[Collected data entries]
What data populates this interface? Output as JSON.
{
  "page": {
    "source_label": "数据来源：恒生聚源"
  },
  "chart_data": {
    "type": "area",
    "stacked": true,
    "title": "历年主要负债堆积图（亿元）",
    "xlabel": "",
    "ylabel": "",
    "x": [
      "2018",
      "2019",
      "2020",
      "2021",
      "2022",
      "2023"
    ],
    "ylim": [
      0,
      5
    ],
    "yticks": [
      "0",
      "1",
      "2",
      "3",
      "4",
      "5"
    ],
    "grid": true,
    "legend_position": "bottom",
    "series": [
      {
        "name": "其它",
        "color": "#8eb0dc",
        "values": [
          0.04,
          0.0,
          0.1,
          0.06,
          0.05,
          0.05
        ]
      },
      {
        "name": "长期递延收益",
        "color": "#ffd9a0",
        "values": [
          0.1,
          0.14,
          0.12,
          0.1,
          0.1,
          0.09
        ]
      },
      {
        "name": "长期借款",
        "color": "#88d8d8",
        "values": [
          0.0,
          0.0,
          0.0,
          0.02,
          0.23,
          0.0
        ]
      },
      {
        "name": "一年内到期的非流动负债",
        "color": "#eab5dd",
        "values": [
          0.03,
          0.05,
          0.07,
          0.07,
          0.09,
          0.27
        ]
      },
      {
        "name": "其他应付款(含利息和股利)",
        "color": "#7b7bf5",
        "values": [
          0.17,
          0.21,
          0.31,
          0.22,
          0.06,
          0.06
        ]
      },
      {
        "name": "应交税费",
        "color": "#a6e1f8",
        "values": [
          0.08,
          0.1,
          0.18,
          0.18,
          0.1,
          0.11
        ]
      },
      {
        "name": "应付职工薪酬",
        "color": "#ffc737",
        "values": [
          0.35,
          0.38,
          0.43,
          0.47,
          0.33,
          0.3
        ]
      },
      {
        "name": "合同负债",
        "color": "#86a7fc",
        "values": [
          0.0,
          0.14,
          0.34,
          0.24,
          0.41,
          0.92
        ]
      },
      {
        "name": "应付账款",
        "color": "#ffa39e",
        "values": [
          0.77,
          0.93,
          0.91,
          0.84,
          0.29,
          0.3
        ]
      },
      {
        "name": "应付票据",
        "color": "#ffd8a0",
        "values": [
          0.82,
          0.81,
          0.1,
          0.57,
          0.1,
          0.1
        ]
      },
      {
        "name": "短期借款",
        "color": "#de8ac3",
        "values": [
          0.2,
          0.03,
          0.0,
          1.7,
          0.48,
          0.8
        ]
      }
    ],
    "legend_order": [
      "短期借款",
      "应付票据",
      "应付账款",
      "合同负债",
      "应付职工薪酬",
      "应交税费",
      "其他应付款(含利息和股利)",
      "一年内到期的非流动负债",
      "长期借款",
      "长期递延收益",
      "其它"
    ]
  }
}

* [DIRECTIONS]:
Print all the data exactly.

* [TASK ANSWER]:
What data populates this interface? Output as JSON.
{
  "page": {
    "source_label": "数据来源：恒生聚源"
  },
  "chart_data": {
    "type": "area",
    "stacked": true,
    "title": "历年主要负债堆积图（亿元）",
    "xlabel": "",
    "ylabel": "",
    "x": [
      "2018",
      "2019",
      "2020",
      "2021",
      "2022",
      "2023"
    ],
    "ylim": [
      0,
      5
    ],
    "yticks": [
      "0",
      "1",
      "2",
      "3",
      "4",
      "5"
    ],
    "grid": true,
    "legend_position": "bottom",
    "series": [
      {
        "name": "其它",
        "color": "#8eb0dc",
        "values": [
          0.04,
          0.0,
          0.1,
          0.06,
          0.05,
          0.05
        ]
      },
      {
        "name": "长期递延收益",
        "color": "#ffd9a0",
        "values": [
          0.1,
          0.14,
          0.12,
          0.1,
          0.1,
          0.09
        ]
      },
      {
        "name": "长期借款",
        "color": "#88d8d8",
        "values": [
          0.0,
          0.0,
          0.0,
          0.02,
          0.23,
          0.0
        ]
      },
      {
        "name": "一年内到期的非流动负债",
        "color": "#eab5dd",
        "values": [
          0.03,
          0.05,
          0.07,
          0.07,
          0.09,
          0.27
        ]
      },
      {
        "name": "其他应付款(含利息和股利)",
        "color": "#7b7bf5",
        "values": [
          0.17,
          0.21,
          0.31,
          0.22,
          0.06,
          0.06
        ]
      },
      {
        "name": "应交税费",
        "color": "#a6e1f8",
        "values": [
          0.08,
          0.1,
          0.18,
          0.18,
          0.1,
          0.11
        ]
      },
      {
        "name": "应付职工薪酬",
        "color": "#ffc737",
        "values": [
          0.35,
          0.38,
          0.43,
          0.47,
          0.33,
          0.3
        ]
      },
      {
        "name": "合同负债",
        "color": "#86a7fc",
        "values": [
          0.0,
          0.14,
          0.34,
          0.24,
          0.41,
          0.92
        ]
      },
      {
        "name": "应付账款",
        "color": "#ffa39e",
        "values": [
          0.77,
          0.93,
          0.91,
          0.84,
          0.29,
          0.3
        ]
      },
      {
        "name": "应付票据",
        "color": "#ffd8a0",
        "values": [
          0.82,
          0.81,
          0.1,
          0.57,
          0.1,
          0.1
        ]
      },
      {
        "name": "短期借款",
        "color": "#de8ac3",
        "values": [
          0.2,
          0.03,
          0.0,
          1.7,
          0.48,
          0.8
        ]
      }
    ],
    "legend_order": [
      "短期借款",
      "应付票据",
      "应付账款",
      "合同负债",
      "应付职工薪酬",
      "应交税费",
      "其他应付款(含利息和股利)",
      "一年内到期的非流动负债",
      "长期借款",
      "长期递延收益",
      "其它"
    ]
  }
}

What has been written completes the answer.